Problem description
Quote every line as written. Omit pictures.

BEGIN Source data

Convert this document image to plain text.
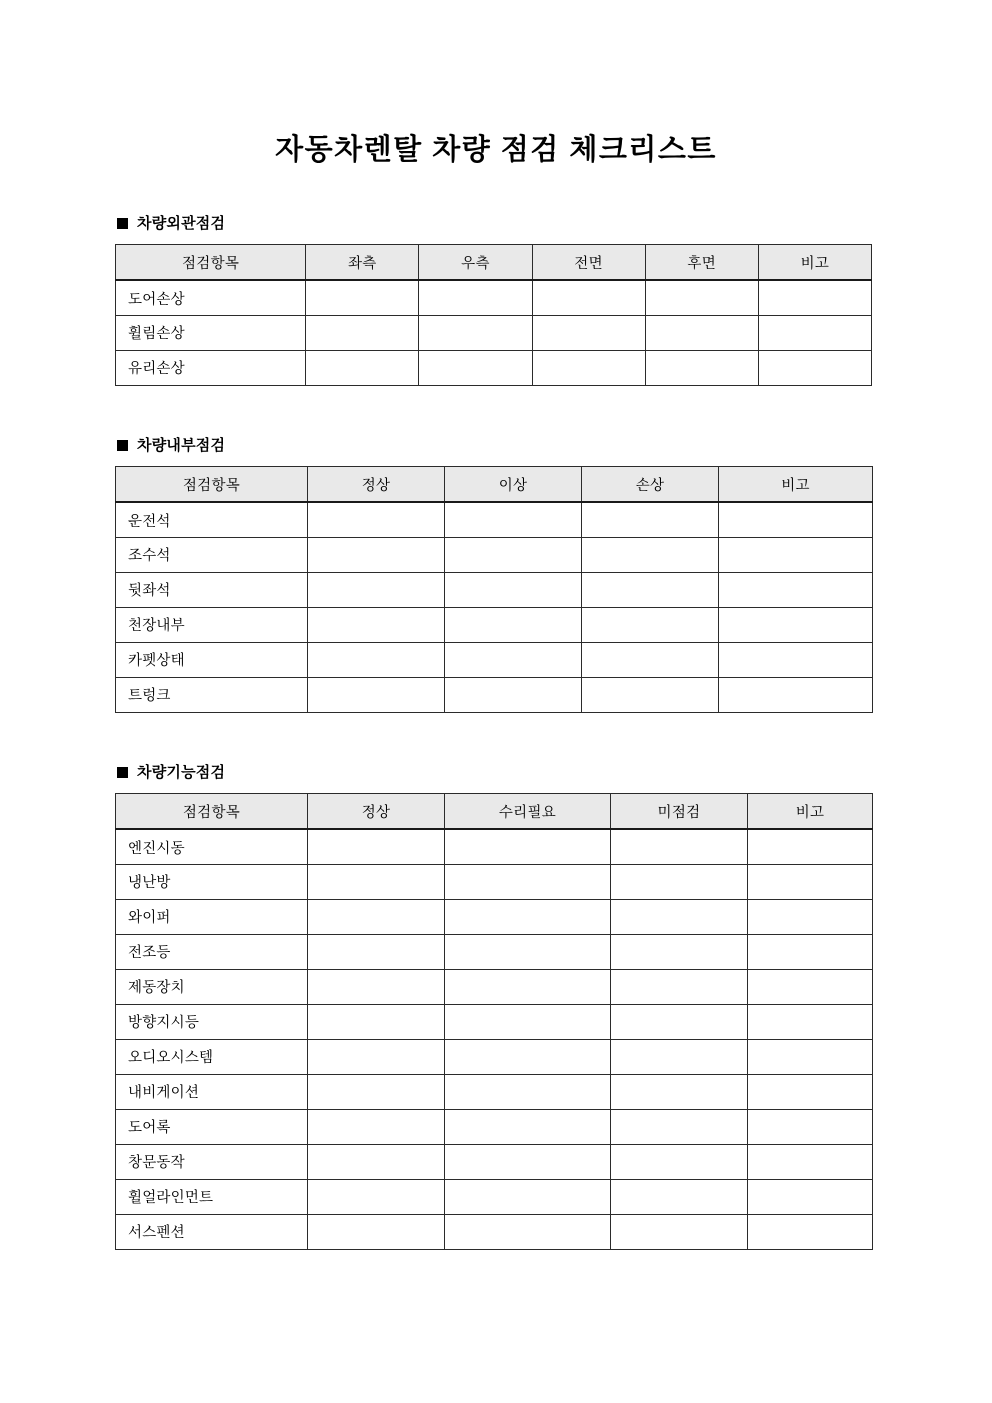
자동차렌탈 차량 점검 체크리스트
차량외관점검
점검항목	좌측	우측	전면	후면	비고
도어손상					
휠림손상					
유리손상					
차량내부점검
점검항목	정상	이상	손상	비고
운전석				
조수석				
뒷좌석				
천장내부				
카펫상태				
트렁크				
차량기능점검
점검항목	정상	수리필요	미점검	비고
엔진시동				
냉난방				
와이퍼				
전조등				
제동장치				
방향지시등				
오디오시스템				
내비게이션				
도어록				
창문동작				
휠얼라인먼트				
서스펜션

END Source data

Written answer
Convert this document image to plain text.
자동차렌탈 차량 점검 체크리스트
차량외관점검
점검항목	좌측	우측	전면	후면	비고
도어손상					
휠림손상					
유리손상					
차량내부점검
점검항목	정상	이상	손상	비고
운전석				
조수석				
뒷좌석				
천장내부				
카펫상태				
트렁크				
차량기능점검
점검항목	정상	수리필요	미점검	비고
엔진시동				
냉난방				
와이퍼				
전조등				
제동장치				
방향지시등				
오디오시스템				
내비게이션				
도어록				
창문동작				
휠얼라인먼트				
서스펜션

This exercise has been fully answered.